* [THE REQUEST]:
Wherever the string "تعقيم" occurs in a line of these records, report that line.

+++

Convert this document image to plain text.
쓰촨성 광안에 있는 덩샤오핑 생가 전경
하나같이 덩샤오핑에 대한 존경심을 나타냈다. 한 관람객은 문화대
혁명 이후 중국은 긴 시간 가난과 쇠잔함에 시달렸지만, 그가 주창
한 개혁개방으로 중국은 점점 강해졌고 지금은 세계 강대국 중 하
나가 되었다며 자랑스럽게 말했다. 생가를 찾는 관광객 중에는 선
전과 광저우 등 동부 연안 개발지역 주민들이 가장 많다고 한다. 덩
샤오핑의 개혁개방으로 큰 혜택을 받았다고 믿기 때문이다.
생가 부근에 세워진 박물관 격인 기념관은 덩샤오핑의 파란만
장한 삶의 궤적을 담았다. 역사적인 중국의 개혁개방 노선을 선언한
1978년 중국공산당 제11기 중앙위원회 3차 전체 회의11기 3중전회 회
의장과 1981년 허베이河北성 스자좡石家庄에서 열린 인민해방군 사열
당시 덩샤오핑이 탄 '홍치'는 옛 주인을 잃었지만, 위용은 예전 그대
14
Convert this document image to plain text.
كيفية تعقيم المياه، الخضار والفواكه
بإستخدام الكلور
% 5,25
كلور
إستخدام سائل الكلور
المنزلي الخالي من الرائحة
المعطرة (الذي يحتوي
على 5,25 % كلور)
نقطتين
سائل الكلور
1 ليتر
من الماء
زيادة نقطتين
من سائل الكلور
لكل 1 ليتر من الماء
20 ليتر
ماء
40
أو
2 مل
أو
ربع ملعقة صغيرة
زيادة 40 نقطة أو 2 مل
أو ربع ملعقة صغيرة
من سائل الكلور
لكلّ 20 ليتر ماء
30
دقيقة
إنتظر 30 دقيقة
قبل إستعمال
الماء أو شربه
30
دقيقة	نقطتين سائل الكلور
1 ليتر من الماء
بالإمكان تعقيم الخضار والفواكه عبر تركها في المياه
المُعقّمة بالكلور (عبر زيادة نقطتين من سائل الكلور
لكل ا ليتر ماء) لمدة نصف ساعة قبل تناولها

+++

* [RESULT BELOW]:
كيفية تعقيم المياه، الخضار والفواكه
بالإمكان تعقيم الخضار والفواكه عبر تركها في المياه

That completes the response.